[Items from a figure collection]
┄┄┄┄┄┄┄┄┄┄

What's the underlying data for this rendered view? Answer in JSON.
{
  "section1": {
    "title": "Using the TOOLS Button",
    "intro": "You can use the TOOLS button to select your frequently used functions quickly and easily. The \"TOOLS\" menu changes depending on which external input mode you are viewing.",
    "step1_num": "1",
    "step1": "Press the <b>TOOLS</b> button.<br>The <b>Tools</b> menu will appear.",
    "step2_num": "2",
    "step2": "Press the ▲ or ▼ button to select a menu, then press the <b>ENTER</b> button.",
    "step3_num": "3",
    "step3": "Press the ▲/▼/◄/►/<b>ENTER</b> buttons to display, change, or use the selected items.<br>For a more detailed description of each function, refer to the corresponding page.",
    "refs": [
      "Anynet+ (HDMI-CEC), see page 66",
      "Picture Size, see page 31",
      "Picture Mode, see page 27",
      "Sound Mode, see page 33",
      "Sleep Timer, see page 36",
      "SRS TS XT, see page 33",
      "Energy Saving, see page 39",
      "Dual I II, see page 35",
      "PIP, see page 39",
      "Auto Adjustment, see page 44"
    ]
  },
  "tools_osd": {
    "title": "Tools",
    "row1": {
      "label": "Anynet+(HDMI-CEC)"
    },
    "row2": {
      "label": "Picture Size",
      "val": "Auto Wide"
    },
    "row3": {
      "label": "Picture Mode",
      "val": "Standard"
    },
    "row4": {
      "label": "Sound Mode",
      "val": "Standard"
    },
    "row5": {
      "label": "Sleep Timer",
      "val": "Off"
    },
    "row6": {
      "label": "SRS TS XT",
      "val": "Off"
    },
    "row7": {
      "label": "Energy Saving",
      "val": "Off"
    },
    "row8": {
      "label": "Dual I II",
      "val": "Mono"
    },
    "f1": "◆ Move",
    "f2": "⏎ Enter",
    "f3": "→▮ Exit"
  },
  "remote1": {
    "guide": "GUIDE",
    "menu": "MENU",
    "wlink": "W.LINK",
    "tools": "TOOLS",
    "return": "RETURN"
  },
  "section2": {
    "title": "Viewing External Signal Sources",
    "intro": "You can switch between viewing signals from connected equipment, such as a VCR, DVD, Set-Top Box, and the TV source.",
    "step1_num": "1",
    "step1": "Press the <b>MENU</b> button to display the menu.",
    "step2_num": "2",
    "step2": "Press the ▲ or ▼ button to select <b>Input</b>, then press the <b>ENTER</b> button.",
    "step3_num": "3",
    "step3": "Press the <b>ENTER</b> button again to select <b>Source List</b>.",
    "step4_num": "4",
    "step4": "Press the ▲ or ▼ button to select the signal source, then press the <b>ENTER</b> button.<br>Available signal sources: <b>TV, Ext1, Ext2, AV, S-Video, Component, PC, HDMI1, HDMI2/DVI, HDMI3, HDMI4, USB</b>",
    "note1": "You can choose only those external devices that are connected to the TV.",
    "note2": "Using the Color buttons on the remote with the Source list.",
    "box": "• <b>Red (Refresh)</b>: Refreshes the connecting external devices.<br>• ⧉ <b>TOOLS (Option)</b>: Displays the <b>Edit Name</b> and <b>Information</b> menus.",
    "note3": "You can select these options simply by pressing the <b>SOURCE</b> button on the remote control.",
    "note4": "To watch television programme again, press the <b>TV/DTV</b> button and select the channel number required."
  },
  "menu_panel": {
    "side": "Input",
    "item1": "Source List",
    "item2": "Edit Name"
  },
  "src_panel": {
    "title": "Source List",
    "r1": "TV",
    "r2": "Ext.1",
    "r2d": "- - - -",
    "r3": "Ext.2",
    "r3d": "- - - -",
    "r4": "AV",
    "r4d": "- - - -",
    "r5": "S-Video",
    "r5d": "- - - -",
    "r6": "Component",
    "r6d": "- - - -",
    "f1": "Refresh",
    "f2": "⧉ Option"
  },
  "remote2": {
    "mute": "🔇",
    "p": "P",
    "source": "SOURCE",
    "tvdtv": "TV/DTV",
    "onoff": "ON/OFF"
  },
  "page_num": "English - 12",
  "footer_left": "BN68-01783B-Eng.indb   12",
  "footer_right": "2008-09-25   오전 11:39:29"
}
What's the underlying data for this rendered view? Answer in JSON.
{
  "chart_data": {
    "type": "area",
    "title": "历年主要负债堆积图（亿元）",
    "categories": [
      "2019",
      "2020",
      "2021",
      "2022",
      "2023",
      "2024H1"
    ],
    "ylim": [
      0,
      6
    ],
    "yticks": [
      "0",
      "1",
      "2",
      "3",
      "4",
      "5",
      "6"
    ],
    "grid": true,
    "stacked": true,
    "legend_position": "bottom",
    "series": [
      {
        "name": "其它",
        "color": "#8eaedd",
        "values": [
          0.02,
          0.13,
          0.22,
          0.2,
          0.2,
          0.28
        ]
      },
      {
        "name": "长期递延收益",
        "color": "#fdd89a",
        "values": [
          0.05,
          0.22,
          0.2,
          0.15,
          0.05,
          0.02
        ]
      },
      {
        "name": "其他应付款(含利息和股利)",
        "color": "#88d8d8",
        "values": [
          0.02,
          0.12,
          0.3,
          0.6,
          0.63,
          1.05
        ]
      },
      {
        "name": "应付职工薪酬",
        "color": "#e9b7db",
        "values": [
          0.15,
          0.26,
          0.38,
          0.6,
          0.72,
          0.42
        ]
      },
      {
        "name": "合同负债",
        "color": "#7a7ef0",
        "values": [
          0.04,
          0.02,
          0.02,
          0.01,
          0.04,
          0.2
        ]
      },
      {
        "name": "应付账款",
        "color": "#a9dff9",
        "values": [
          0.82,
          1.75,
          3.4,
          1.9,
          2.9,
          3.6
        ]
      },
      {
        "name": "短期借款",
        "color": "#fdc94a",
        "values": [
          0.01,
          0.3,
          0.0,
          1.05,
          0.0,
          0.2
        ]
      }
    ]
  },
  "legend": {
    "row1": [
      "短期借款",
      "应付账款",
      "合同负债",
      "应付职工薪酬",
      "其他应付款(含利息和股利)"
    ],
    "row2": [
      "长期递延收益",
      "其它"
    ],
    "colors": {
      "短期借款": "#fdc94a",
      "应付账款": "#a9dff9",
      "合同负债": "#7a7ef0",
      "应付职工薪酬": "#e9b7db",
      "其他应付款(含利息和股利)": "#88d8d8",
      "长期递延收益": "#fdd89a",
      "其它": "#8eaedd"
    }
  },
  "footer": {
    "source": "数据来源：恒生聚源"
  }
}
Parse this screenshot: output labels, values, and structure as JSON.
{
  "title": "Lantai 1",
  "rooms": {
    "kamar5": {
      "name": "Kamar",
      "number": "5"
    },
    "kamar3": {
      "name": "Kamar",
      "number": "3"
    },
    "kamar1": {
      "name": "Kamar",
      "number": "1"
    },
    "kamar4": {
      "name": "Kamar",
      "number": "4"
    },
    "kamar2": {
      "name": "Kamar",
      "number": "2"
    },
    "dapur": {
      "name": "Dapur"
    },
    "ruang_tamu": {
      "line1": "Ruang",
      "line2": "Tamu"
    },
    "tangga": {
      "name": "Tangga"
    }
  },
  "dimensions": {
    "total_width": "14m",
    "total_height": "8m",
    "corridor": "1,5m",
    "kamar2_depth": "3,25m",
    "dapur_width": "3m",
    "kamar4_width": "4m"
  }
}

┄┄┄┄┄┄┄┄┄┄

• Problem: Go through the preceding material and copy each line that has the word "Video".

• Full output:
    "step4": "Press the ▲ or ▼ button to select the signal source, then press the <b>ENTER</b> button.<br>Available signal sources: <b>TV, Ext1, Ext2, AV, S-Video, Component, PC, HDMI1, HDMI2/DVI, HDMI3, HDMI4, USB</b>",
    "r5": "S-Video",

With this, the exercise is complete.